### WHAT TO WORK ON
Give the number of lines in this listing that contain the word "sint", and nothing else.

(Recorded data)

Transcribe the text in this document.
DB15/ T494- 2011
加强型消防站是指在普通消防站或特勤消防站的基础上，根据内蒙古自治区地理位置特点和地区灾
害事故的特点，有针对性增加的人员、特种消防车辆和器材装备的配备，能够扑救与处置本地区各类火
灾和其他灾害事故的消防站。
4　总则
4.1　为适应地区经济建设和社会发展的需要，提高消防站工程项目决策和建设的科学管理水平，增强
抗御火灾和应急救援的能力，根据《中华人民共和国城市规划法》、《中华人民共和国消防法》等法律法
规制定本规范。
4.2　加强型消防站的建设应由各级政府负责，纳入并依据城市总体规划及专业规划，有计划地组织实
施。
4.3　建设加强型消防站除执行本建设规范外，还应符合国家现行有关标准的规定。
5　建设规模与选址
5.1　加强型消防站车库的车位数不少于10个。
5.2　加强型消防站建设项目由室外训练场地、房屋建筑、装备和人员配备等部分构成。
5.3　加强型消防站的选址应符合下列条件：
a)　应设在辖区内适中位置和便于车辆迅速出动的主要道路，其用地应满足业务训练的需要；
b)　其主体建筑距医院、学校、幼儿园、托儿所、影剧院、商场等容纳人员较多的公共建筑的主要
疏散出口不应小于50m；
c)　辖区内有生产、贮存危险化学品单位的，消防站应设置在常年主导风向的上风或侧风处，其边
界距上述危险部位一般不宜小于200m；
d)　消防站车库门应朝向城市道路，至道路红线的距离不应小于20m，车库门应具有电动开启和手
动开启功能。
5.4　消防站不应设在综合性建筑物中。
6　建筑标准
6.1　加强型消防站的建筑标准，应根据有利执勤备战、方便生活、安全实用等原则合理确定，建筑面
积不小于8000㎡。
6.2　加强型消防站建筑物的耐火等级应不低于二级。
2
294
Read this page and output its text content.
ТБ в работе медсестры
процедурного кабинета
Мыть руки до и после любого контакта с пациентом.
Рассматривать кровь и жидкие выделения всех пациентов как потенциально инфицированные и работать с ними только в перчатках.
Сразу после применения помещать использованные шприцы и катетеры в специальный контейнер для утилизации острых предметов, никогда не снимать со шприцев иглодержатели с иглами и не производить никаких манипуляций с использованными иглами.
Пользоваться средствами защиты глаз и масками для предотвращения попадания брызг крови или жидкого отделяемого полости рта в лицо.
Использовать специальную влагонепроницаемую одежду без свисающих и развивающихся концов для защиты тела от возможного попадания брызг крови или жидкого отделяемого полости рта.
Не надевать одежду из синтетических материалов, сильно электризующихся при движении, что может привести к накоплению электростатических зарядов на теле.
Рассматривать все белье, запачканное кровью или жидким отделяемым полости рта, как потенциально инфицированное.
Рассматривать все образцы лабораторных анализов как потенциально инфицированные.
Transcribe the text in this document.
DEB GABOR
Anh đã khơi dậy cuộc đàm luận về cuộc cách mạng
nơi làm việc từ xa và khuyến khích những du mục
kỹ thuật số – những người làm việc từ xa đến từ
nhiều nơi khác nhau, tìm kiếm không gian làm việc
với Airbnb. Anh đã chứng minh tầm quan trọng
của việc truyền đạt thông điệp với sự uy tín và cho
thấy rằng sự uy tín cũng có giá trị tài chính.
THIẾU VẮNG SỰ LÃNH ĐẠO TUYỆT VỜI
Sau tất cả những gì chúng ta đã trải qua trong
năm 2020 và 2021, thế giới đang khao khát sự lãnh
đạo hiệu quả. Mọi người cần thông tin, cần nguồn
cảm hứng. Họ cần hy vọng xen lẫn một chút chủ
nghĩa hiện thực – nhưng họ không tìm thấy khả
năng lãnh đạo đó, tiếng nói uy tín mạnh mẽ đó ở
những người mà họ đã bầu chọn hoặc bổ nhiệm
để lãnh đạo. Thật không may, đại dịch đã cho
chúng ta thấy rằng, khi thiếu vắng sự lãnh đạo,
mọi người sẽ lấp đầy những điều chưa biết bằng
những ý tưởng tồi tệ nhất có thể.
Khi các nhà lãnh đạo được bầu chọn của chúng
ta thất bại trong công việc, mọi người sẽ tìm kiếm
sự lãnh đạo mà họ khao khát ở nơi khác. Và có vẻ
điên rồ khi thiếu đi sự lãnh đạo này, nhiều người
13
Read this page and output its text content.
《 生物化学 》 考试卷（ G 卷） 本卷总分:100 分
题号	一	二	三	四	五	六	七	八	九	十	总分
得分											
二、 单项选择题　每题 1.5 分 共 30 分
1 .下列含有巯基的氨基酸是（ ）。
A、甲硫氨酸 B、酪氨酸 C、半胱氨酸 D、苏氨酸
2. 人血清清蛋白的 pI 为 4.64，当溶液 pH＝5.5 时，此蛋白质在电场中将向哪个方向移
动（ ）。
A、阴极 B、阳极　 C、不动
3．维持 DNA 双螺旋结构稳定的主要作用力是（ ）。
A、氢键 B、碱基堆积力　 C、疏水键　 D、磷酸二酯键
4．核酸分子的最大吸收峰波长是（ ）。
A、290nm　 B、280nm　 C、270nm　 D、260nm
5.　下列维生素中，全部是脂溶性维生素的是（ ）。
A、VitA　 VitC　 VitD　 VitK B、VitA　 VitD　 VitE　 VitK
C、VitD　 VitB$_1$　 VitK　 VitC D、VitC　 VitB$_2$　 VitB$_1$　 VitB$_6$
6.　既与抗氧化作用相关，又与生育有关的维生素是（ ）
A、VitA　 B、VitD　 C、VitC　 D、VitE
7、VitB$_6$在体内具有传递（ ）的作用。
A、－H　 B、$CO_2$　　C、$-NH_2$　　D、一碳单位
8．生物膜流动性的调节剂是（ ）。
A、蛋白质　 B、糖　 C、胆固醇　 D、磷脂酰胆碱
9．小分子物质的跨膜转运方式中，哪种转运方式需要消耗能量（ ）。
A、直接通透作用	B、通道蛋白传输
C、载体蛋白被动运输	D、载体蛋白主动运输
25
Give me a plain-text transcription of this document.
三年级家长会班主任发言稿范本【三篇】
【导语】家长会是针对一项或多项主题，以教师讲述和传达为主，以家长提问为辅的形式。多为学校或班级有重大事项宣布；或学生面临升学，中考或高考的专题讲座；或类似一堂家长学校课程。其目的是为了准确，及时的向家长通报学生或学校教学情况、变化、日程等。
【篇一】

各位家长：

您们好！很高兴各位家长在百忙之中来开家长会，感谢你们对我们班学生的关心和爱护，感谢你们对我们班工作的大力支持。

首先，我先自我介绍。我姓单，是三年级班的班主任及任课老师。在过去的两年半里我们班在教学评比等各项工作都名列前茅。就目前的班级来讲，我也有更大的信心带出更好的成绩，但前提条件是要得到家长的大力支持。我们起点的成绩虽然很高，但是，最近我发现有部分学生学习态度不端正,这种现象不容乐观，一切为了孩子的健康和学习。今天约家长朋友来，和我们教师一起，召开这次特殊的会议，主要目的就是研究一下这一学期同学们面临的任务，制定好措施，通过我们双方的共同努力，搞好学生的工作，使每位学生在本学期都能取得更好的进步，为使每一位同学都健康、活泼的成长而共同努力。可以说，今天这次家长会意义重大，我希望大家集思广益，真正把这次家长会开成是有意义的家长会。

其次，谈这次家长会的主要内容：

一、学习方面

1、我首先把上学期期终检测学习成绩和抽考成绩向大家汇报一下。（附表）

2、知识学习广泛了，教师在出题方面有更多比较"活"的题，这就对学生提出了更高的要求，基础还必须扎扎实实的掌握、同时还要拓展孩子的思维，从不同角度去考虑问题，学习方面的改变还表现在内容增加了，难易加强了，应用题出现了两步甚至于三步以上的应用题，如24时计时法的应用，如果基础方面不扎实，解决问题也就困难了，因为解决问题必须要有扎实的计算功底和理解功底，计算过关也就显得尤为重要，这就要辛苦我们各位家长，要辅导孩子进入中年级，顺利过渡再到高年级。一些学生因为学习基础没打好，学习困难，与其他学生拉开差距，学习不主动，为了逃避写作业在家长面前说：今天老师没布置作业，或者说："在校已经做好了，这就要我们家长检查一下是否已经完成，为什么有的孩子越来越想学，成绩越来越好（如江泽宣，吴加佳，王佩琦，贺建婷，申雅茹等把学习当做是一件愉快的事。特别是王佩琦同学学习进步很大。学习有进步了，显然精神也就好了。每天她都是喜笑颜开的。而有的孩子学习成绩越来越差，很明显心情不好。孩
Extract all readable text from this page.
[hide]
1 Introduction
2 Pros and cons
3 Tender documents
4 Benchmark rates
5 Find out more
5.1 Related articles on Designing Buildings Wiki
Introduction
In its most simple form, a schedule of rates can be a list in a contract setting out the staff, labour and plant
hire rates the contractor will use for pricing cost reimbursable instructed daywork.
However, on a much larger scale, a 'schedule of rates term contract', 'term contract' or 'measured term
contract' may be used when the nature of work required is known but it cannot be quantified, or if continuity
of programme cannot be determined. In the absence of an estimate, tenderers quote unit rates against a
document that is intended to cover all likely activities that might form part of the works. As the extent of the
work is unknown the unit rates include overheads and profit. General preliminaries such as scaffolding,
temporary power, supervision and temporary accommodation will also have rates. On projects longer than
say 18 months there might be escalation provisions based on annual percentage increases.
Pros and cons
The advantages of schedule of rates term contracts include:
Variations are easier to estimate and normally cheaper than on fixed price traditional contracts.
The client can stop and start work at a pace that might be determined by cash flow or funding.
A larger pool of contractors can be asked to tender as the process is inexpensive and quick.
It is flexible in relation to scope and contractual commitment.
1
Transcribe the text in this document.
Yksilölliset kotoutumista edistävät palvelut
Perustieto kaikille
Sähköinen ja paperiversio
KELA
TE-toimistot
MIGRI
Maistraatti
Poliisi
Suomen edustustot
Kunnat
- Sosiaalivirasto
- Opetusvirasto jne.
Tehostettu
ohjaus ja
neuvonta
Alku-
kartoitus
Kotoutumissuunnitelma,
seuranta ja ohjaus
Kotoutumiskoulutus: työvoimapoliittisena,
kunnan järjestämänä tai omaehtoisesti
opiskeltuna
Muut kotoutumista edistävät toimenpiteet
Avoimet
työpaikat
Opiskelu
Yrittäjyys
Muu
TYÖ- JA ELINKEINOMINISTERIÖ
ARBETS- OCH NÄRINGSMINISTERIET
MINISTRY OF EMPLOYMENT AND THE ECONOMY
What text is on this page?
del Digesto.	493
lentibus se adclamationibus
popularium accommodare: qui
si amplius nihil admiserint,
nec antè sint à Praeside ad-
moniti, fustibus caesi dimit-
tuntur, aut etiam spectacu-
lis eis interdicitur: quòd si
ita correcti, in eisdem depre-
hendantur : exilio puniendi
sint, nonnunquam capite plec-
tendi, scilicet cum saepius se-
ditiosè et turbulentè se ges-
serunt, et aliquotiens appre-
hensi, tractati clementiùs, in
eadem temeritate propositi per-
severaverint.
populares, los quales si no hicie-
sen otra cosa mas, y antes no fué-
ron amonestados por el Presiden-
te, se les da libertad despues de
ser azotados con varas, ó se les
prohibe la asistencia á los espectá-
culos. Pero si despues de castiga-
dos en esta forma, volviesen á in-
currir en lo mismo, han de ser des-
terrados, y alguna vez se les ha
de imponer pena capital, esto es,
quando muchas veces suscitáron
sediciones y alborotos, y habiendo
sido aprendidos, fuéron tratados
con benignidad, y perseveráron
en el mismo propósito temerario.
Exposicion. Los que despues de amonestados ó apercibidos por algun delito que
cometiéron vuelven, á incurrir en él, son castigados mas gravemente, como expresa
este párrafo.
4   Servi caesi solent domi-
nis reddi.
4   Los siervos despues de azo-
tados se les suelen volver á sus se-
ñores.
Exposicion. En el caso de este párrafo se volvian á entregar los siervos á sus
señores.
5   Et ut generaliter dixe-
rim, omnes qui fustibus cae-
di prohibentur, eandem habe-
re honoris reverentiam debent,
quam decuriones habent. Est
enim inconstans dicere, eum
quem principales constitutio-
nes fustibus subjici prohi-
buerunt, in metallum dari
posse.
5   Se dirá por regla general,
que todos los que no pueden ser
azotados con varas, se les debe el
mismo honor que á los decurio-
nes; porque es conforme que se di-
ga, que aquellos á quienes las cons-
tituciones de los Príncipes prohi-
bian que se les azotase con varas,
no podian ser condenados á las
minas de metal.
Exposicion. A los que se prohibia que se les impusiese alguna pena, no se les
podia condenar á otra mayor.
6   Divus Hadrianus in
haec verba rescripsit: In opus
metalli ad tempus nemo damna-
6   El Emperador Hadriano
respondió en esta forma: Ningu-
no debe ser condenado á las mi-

### OUTPUT OF THE TASK
2